Work instructions:
1: Using the Ledisi profile below, decide whether each statement agrees with it. Answer yes or no, and quote the words that settle it. (a) Ledisi's first two records were released on Verve. (b) Ledisi won a Grammy for the song "Anything For You." (c) Ledisi says she was one of the first R&B artists anywhere to play Yoshi's.
2: Reproduce the stretch of the Ledisi profile below from "It’s a wonder" through "loyal fan base.", word for word.

(Beginning of Page excerpt)

She’s come a long way since those early days, releasing 11 full-length albums, garnering 13 Grammy nominations and winning one this year for the song “Anything For You” off the album “The Wild Card,” her 2020 debut recording on her own label Listen Back Entertainment. The majority of her recordings before that were on major label Verve and its feeder subsidiary Verve Forecast. The first two records, “Soulsinger” and “Feeling Orange But Sometimes Blue” came out on LeSun Records, the indie label she and her bandmate and writing partner Sundra Manning formed to get things rolling. Ledisi was also performing in the perennial theater favorite Beach Blanket Babylon in North Beach, at the same time she worked as a waitress at Max’s Opera Cafe.

“Beach Blanket taught me about theater, how to reach past the first three rows,” she said. “And look beyond the three rows that just stare at you and do nothing. There’s a whole bunch of audience behind that. They taught me about the whole room. I got my training in stage presence from Beach Blanket. But I was doing theater before. That’s how they found me. I was doing ‘The Wiz’ in Antioch Community Theater.”

It’s a wonder she was able to pull off everything she was working at, but her hard work and determination, not to mention her gorgeous and soulful voice, opened doors for her and with the help of several career connections, got her in touch with the legendary producer Rex Rideout, who she continues to work with to this day. Ledisi is best known as a fantastic R&B singer, but she’s got jazz chops and with those she’s made inroads to places that helped her increase her loyal fan base.

“I kept begging to play Yoshi’s (in Oakland, considered one of the world’s most respected jazz venues) and when I had the first album ready they finally let me do a weekend there and we sold out all the shows,” she said with pride. “And I was one of the first R&B artists locally to play Yoshi’s. It was really elite back then when it was only jazz. So I opened that door to let R&B in there. I kept telling them I’d do jazz, too. I know how to do it, just let me in. But locally it was hard to get the same respect that they gave to artists that toured nationally or internationally.”

(End of Page excerpt)
(Beginning of Information supplied)

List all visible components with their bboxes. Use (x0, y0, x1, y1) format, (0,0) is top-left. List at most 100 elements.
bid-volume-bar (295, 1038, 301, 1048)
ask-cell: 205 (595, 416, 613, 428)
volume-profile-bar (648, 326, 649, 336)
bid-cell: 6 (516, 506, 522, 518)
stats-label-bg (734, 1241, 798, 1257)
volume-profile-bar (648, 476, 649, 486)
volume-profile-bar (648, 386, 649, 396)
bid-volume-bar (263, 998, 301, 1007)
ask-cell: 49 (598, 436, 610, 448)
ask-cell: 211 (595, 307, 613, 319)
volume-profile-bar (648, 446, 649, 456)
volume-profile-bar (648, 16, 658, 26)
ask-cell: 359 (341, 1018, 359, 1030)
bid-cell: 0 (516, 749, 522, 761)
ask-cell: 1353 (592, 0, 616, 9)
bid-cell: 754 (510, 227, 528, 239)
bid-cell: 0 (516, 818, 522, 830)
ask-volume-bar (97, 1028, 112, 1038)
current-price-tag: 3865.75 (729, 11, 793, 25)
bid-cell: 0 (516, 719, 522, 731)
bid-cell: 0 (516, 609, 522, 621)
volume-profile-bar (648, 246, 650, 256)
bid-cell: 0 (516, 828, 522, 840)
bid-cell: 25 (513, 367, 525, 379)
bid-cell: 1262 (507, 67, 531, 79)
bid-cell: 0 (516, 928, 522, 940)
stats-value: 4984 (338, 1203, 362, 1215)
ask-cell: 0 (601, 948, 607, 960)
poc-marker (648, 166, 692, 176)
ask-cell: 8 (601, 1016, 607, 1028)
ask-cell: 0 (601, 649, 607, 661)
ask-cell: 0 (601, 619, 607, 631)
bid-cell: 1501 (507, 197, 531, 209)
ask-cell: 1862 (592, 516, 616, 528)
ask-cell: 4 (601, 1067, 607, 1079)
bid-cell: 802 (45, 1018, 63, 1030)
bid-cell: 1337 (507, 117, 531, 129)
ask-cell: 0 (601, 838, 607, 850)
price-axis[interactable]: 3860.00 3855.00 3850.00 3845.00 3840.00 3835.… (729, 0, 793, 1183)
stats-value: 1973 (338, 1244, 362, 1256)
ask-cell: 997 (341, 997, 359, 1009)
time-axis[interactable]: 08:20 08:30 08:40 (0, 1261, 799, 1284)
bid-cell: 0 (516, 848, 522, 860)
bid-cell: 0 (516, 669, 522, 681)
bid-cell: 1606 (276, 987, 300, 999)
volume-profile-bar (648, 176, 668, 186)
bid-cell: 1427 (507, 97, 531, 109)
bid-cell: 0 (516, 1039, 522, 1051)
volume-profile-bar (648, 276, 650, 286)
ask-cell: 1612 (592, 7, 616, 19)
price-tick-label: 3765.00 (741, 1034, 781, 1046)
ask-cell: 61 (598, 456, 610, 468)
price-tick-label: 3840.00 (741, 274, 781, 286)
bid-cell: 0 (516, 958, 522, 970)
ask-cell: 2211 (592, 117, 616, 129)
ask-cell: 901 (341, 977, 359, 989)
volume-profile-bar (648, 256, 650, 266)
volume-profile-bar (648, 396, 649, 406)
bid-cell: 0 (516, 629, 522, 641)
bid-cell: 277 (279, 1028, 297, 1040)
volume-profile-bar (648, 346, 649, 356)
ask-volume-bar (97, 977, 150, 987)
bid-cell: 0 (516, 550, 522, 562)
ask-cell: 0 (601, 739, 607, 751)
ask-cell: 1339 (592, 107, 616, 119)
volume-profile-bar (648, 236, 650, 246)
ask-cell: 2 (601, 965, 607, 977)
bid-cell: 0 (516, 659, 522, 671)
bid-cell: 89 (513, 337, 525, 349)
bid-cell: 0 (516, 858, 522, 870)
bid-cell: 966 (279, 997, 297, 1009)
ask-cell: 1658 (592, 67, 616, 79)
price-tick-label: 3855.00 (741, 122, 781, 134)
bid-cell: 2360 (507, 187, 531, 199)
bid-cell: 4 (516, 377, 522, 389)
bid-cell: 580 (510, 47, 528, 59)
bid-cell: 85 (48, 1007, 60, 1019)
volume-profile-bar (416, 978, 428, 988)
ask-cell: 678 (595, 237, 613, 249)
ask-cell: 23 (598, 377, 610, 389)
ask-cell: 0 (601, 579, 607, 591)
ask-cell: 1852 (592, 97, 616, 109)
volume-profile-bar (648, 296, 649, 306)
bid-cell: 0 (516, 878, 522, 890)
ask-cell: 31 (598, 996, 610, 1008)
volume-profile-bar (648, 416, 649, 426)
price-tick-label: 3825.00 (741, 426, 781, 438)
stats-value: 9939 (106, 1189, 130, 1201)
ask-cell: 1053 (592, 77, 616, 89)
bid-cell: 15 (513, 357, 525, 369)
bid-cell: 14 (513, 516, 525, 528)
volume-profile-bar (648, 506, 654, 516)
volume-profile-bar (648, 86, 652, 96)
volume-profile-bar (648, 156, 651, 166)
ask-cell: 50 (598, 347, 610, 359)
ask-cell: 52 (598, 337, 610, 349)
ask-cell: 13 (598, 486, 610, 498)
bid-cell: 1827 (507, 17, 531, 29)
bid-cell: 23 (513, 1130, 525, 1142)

(End of Information supplied)

Answers by item number:
1:
(a) No: "The first two records, “Soulsinger” and “Feeling Orange But Sometimes Blue” came out on LeSun Records"
(b) Yes: "winning one this year for the song “Anything For You”"
(c) No: "I was one of the first R&B artists locally to play Yoshi’s"

2:
It’s a wonder she was able to pull off everything she was working at, but her hard work and determination, not to mention her gorgeous and soulful voice, opened doors for her and with the help of several career connections, got her in touch with the legendary producer Rex Rideout, who she continues to work with to this day. Ledisi is best known as a fantastic R&B singer, but she’s got jazz chops and with those she’s made inroads to places that helped her increase her loyal fan base.